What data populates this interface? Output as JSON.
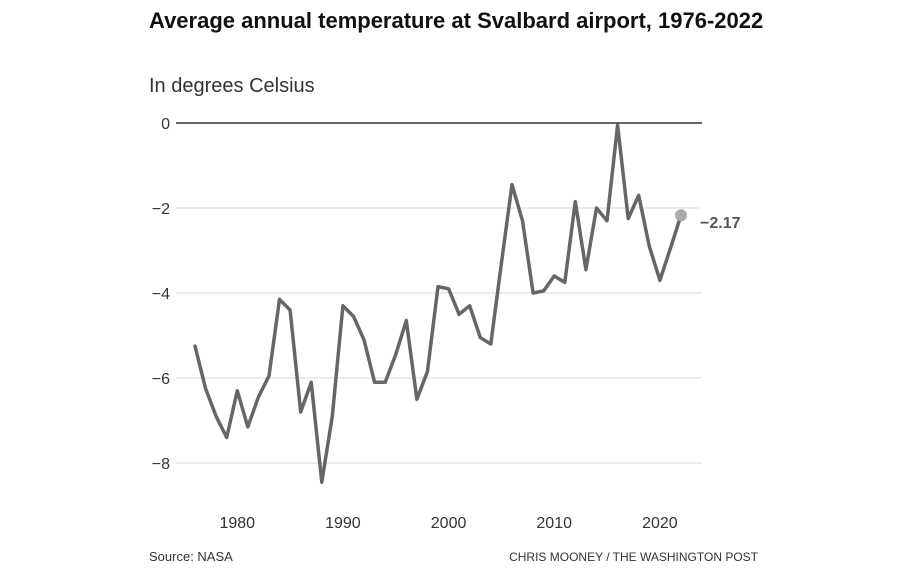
{
  "title": "Average annual temperature at Svalbard airport, 1976-2022",
  "subtitle": "In degrees Celsius",
  "source": "Source: NASA",
  "credit": "CHRIS MOONEY / THE WASHINGTON POST",
  "colors": {
    "line": "#666666",
    "grid": "#d9d9d9",
    "zero_line": "#333333",
    "end_dot": "#aaaaaa"
  },
  "chart_data": {
    "type": "line",
    "title": "Average annual temperature at Svalbard airport, 1976-2022",
    "subtitle": "In degrees Celsius",
    "xlabel": "",
    "ylabel": "",
    "xlim": [
      1975,
      2024
    ],
    "ylim": [
      -8.5,
      0
    ],
    "y_ticks": [
      0,
      -2,
      -4,
      -6,
      -8
    ],
    "x_ticks": [
      1980,
      1990,
      2000,
      2010,
      2020
    ],
    "grid": true,
    "legend": "none",
    "end_label": "−2.17",
    "x": [
      1976,
      1977,
      1978,
      1979,
      1980,
      1981,
      1982,
      1983,
      1984,
      1985,
      1986,
      1987,
      1988,
      1989,
      1990,
      1991,
      1992,
      1993,
      1994,
      1995,
      1996,
      1997,
      1998,
      1999,
      2000,
      2001,
      2002,
      2003,
      2004,
      2005,
      2006,
      2007,
      2008,
      2009,
      2010,
      2011,
      2012,
      2013,
      2014,
      2015,
      2016,
      2017,
      2018,
      2019,
      2020,
      2021,
      2022
    ],
    "series": [
      {
        "values": [
          -5.25,
          -6.25,
          -6.9,
          -7.4,
          -6.3,
          -7.15,
          -6.45,
          -5.95,
          -4.15,
          -4.4,
          -6.8,
          -6.1,
          -8.45,
          -6.9,
          -4.3,
          -4.55,
          -5.1,
          -6.1,
          -6.1,
          -5.45,
          -4.65,
          -6.5,
          -5.85,
          -3.85,
          -3.9,
          -4.5,
          -4.3,
          -5.05,
          -5.2,
          -3.3,
          -1.45,
          -2.3,
          -4.0,
          -3.95,
          -3.6,
          -3.75,
          -1.85,
          -3.45,
          -2.0,
          -2.3,
          -0.05,
          -2.25,
          -1.7,
          -2.9,
          -3.7,
          -2.95,
          -2.17
        ]
      }
    ]
  }
}
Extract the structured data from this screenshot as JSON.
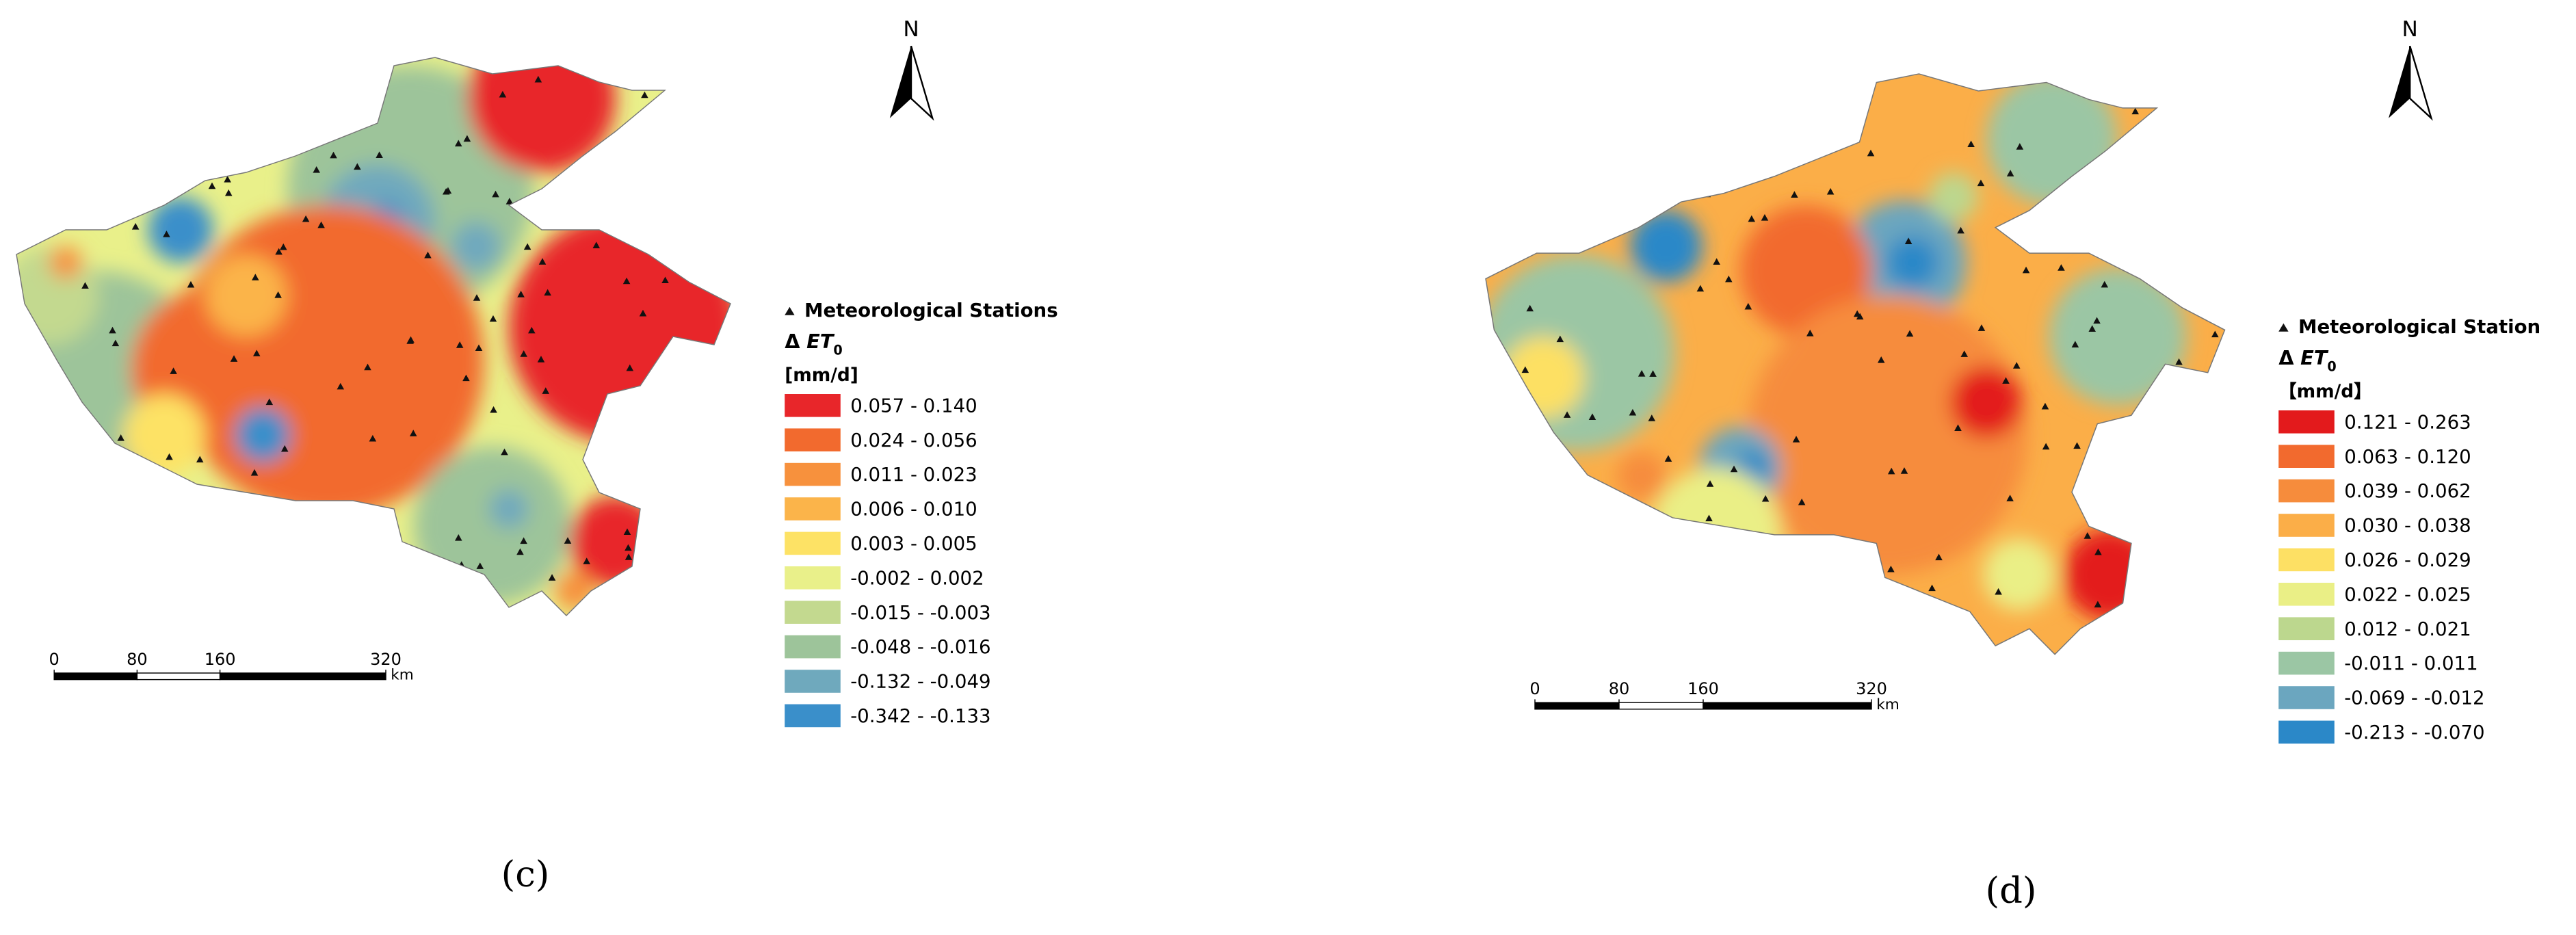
{
  "panels": [
    {
      "north": "N",
      "legend": {
        "stations": "Meteorological Stations",
        "title": {
          "delta": "Δ",
          "et": "ET",
          "sub": "0"
        },
        "unit": "[mm/d]",
        "items": [
          {
            "label": "0.057 - 0.140",
            "color": "#e8262a"
          },
          {
            "label": "0.024 - 0.056",
            "color": "#f26a2e"
          },
          {
            "label": "0.011 - 0.023",
            "color": "#f7913d"
          },
          {
            "label": "0.006 - 0.010",
            "color": "#fbb44a"
          },
          {
            "label": "0.003 - 0.005",
            "color": "#fde265"
          },
          {
            "label": "-0.002 - 0.002",
            "color": "#e9f08a"
          },
          {
            "label": "-0.015 - -0.003",
            "color": "#c3d98f"
          },
          {
            "label": "-0.048 - -0.016",
            "color": "#9dc49a"
          },
          {
            "label": "-0.132 - -0.049",
            "color": "#6fa9bd"
          },
          {
            "label": "-0.342 - -0.133",
            "color": "#3a8fca"
          }
        ]
      },
      "scale_bar": {
        "ticks": [
          0,
          80,
          160,
          320
        ],
        "unit": "km"
      },
      "caption": "(c)"
    },
    {
      "north": "N",
      "legend": {
        "stations": "Meteorological Station",
        "title": {
          "delta": "Δ",
          "et": "ET",
          "sub": "0"
        },
        "unit": "【mm/d】",
        "items": [
          {
            "label": "0.121 - 0.263",
            "color": "#e31a1c"
          },
          {
            "label": "0.063 - 0.120",
            "color": "#f26a2e"
          },
          {
            "label": "0.039 - 0.062",
            "color": "#f68c3c"
          },
          {
            "label": "0.030 - 0.038",
            "color": "#fbae48"
          },
          {
            "label": "0.026 - 0.029",
            "color": "#fde064"
          },
          {
            "label": "0.022 - 0.025",
            "color": "#eaef86"
          },
          {
            "label": "0.012 - 0.021",
            "color": "#bcd78e"
          },
          {
            "label": "-0.011 - 0.011",
            "color": "#9bc6a4"
          },
          {
            "label": "-0.069 - -0.012",
            "color": "#6ba6bf"
          },
          {
            "label": "-0.213 - -0.070",
            "color": "#2b88c8"
          }
        ]
      },
      "scale_bar": {
        "ticks": [
          0,
          80,
          160,
          320
        ],
        "unit": "km"
      },
      "caption": "(d)"
    }
  ]
}
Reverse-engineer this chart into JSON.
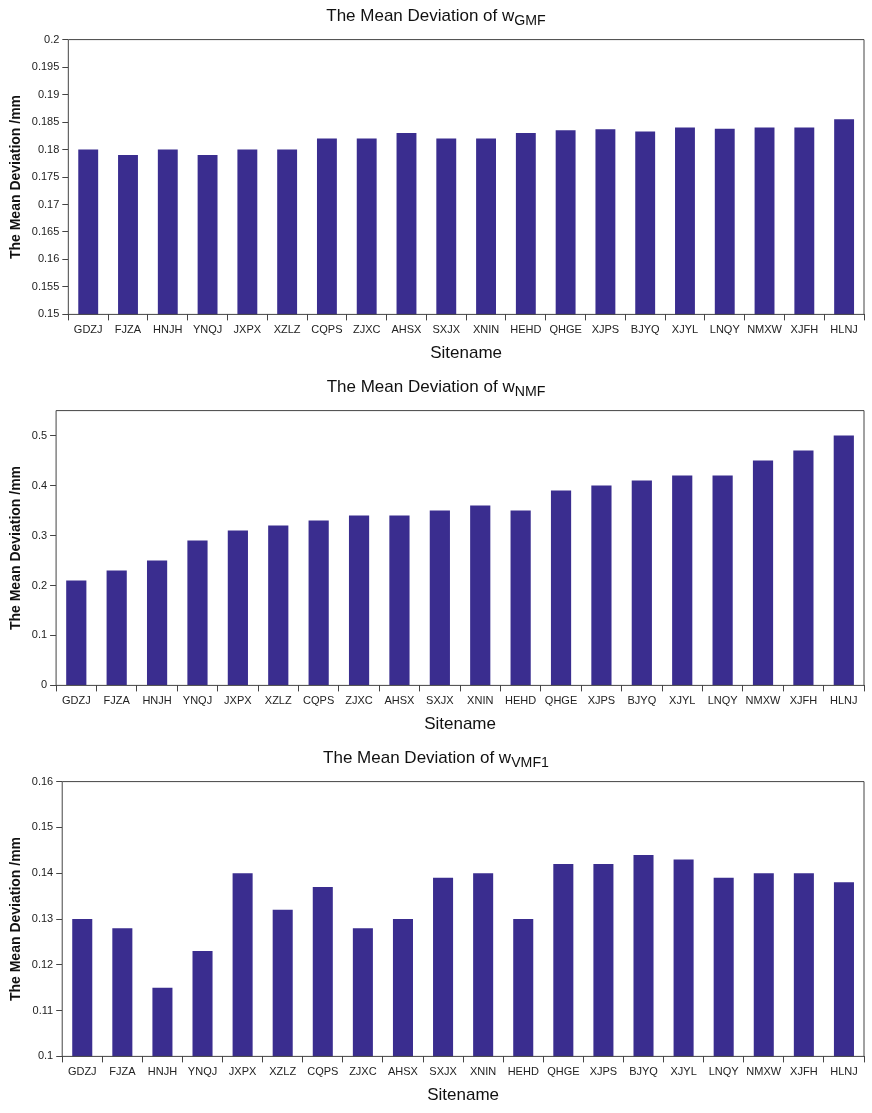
{
  "chart_data": [
    {
      "type": "bar",
      "title": "The Mean Deviation of w$_{GMF}$",
      "xlabel": "Sitename",
      "ylabel": "The Mean Deviation /mm",
      "categories": [
        "GDZJ",
        "FJZA",
        "HNJH",
        "YNQJ",
        "JXPX",
        "XZLZ",
        "CQPS",
        "ZJXC",
        "AHSX",
        "SXJX",
        "XNIN",
        "HEHD",
        "QHGE",
        "XJPS",
        "BJYQ",
        "XJYL",
        "LNQY",
        "NMXW",
        "XJFH",
        "HLNJ"
      ],
      "color": "#3a2d8f",
      "values": [
        0.18,
        0.179,
        0.18,
        0.179,
        0.18,
        0.18,
        0.182,
        0.182,
        0.183,
        0.182,
        0.182,
        0.183,
        0.1835,
        0.1837,
        0.1833,
        0.184,
        0.1838,
        0.184,
        0.184,
        0.1855
      ],
      "ylim": [
        0.15,
        0.2
      ],
      "yticks": [
        {
          "value": 0.15,
          "label": "0.15"
        },
        {
          "value": 0.155,
          "label": "0.155"
        },
        {
          "value": 0.16,
          "label": "0.16"
        },
        {
          "value": 0.165,
          "label": "0.165"
        },
        {
          "value": 0.17,
          "label": "0.17"
        },
        {
          "value": 0.175,
          "label": "0.175"
        },
        {
          "value": 0.18,
          "label": "0.18"
        },
        {
          "value": 0.185,
          "label": "0.185"
        },
        {
          "value": 0.19,
          "label": "0.19"
        },
        {
          "value": 0.195,
          "label": "0.195"
        },
        {
          "value": 0.2,
          "label": "0.2"
        }
      ],
      "grid": false
    },
    {
      "type": "bar",
      "title": "The Mean Deviation of w$_{NMF}$",
      "xlabel": "Sitename",
      "ylabel": "The Mean Deviation /mm",
      "categories": [
        "GDZJ",
        "FJZA",
        "HNJH",
        "YNQJ",
        "JXPX",
        "XZLZ",
        "CQPS",
        "ZJXC",
        "AHSX",
        "SXJX",
        "XNIN",
        "HEHD",
        "QHGE",
        "XJPS",
        "BJYQ",
        "XJYL",
        "LNQY",
        "NMXW",
        "XJFH",
        "HLNJ"
      ],
      "color": "#3a2d8f",
      "values": [
        0.21,
        0.23,
        0.25,
        0.29,
        0.31,
        0.32,
        0.33,
        0.34,
        0.34,
        0.35,
        0.36,
        0.35,
        0.39,
        0.4,
        0.41,
        0.42,
        0.42,
        0.45,
        0.47,
        0.5
      ],
      "ylim": [
        0,
        0.55
      ],
      "yticks": [
        0,
        0.1,
        0.2,
        0.3,
        0.4,
        0.5
      ],
      "grid": false
    },
    {
      "type": "bar",
      "title": "The Mean Deviation of w$_{VMF1}$",
      "xlabel": "Sitename",
      "ylabel": "The Mean Deviation /mm",
      "categories": [
        "GDZJ",
        "FJZA",
        "HNJH",
        "YNQJ",
        "JXPX",
        "XZLZ",
        "CQPS",
        "ZJXC",
        "AHSX",
        "SXJX",
        "XNIN",
        "HEHD",
        "QHGE",
        "XJPS",
        "BJYQ",
        "XJYL",
        "LNQY",
        "NMXW",
        "XJFH",
        "HLNJ"
      ],
      "color": "#3a2d8f",
      "values": [
        0.13,
        0.128,
        0.115,
        0.123,
        0.14,
        0.132,
        0.137,
        0.128,
        0.13,
        0.139,
        0.14,
        0.13,
        0.142,
        0.142,
        0.144,
        0.143,
        0.139,
        0.14,
        0.14,
        0.138
      ],
      "ylim": [
        0.1,
        0.16
      ],
      "yticks": [
        {
          "value": 0.1,
          "label": "0.1"
        },
        {
          "value": 0.11,
          "label": "0.11"
        },
        {
          "value": 0.12,
          "label": "0.12"
        },
        {
          "value": 0.13,
          "label": "0.13"
        },
        {
          "value": 0.14,
          "label": "0.14"
        },
        {
          "value": 0.15,
          "label": "0.15"
        },
        {
          "value": 0.16,
          "label": "0.16"
        }
      ],
      "grid": false
    }
  ]
}
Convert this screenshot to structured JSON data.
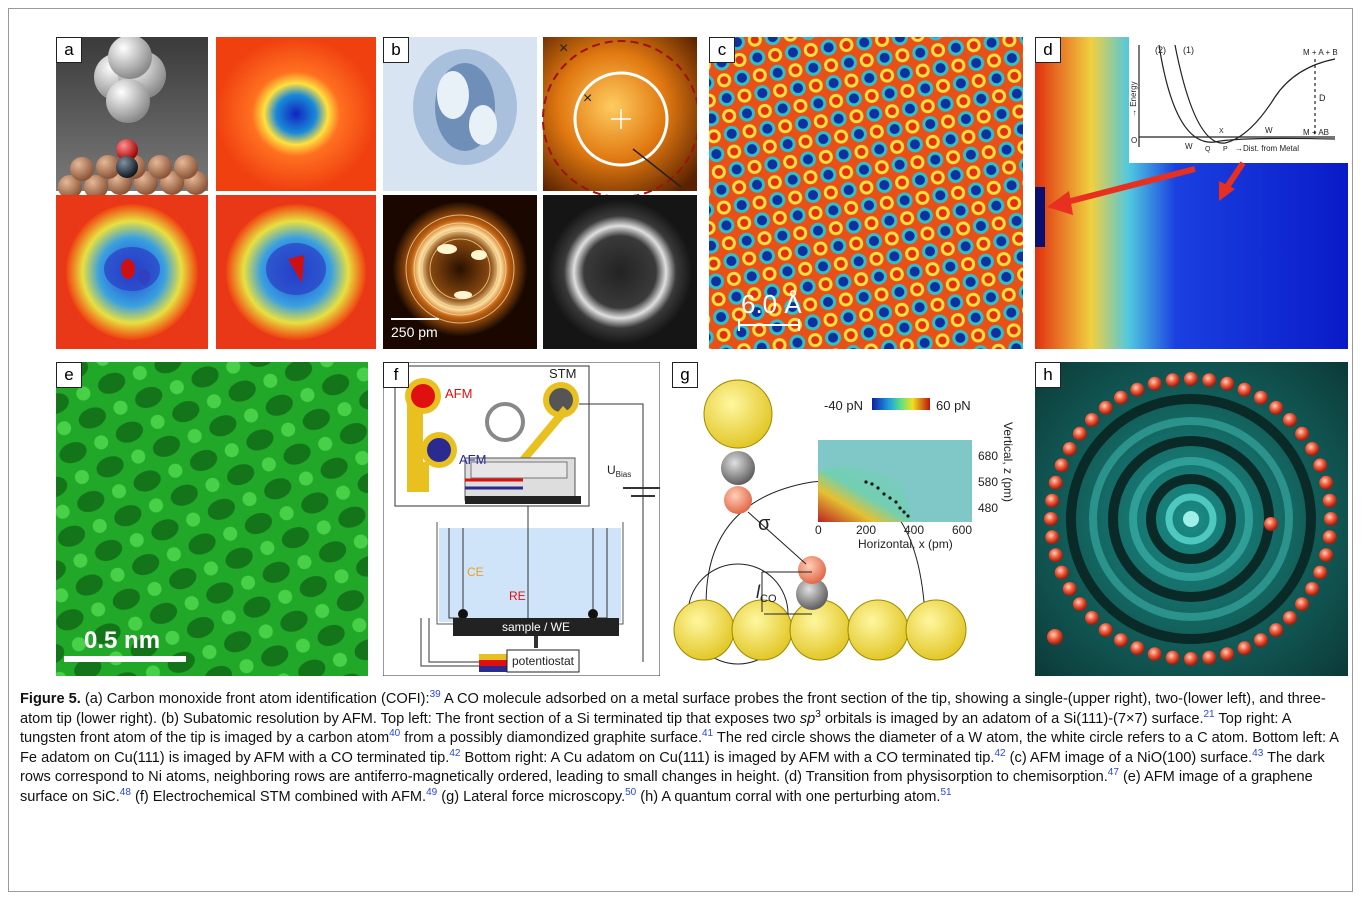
{
  "panels": {
    "a": {
      "label": "a"
    },
    "b": {
      "label": "b",
      "scale": "250 pm"
    },
    "c": {
      "label": "c",
      "scale": "6.0 Å"
    },
    "d": {
      "label": "d",
      "inset": {
        "curve1": "(2)",
        "curve2": "(1)",
        "ylabel": "→ Energy",
        "xlabel": "→Dist. from Metal",
        "top_right": "M + A + B",
        "bottom_right": "M + AB",
        "D": "D",
        "W": "W",
        "W2": "W",
        "Q": "Q",
        "P": "P",
        "X": "X",
        "O": "O"
      }
    },
    "e": {
      "label": "e",
      "scale": "0.5 nm"
    },
    "f": {
      "label": "f",
      "afm_top": "AFM",
      "afm_bottom": "AFM",
      "stm": "STM",
      "ubias": "U",
      "ubias_sub": "Bias",
      "ce": "CE",
      "re": "RE",
      "sample": "sample / WE",
      "potentiostat": "potentiostat"
    },
    "g": {
      "label": "g",
      "cb_min": "-40 pN",
      "cb_max": "60 pN",
      "sigma": "σ",
      "lco": "l",
      "lco_sub": "CO",
      "yticks": [
        "680",
        "580",
        "480"
      ],
      "xticks": [
        "0",
        "200",
        "400",
        "600"
      ],
      "xlabel": "Horizontal, x (pm)",
      "ylabel": "Vertical, z (pm)"
    },
    "h": {
      "label": "h"
    }
  },
  "caption": {
    "figure_label": "Figure 5.",
    "t1": " (a) Carbon monoxide front atom identification (COFI):",
    "r39": "39",
    "t2": " A CO molecule adsorbed on a metal surface probes the front section of the tip, showing a single-(upper right), two-(lower left), and three-atom tip (lower right). (b) Subatomic resolution by AFM. Top left: The front section of a Si terminated tip that exposes two ",
    "sp": "sp",
    "sp_sup": "3",
    "t3": " orbitals is imaged by an adatom of a Si(111)-(7×7) surface.",
    "r21": "21",
    "t4": " Top right: A tungsten front atom of the tip is imaged by a carbon atom",
    "r40": "40",
    "t5": " from a possibly diamondized graphite surface.",
    "r41": "41",
    "t6": " The red circle shows the diameter of a W atom, the white circle refers to a C atom. Bottom left: A Fe adatom on Cu(111) is imaged by AFM with a CO terminated tip.",
    "r42a": "42",
    "t7": " Bottom right: A Cu adatom on Cu(111) is imaged by AFM with a CO terminated tip.",
    "r42b": "42",
    "t8": " (c) AFM image of a NiO(100) surface.",
    "r43": "43",
    "t9": " The dark rows correspond to Ni atoms, neighboring rows are antiferro-magnetically ordered, leading to small changes in height. (d) Transition from physisorption to chemisorption.",
    "r47": "47",
    "t10": " (e) AFM image of a graphene surface on SiC.",
    "r48": "48",
    "t11": " (f) Electrochemical STM combined with AFM.",
    "r49": "49",
    "t12": " (g) Lateral force microscopy.",
    "r50": "50",
    "t13": " (h) A quantum corral with one perturbing atom.",
    "r51": "51"
  }
}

————————

**The task**
Copy each line of the data above that holds "Meteorological".

**Reply to the task**
        "stations": "Meteorological Stations",
        "stations": "Meteorological Station",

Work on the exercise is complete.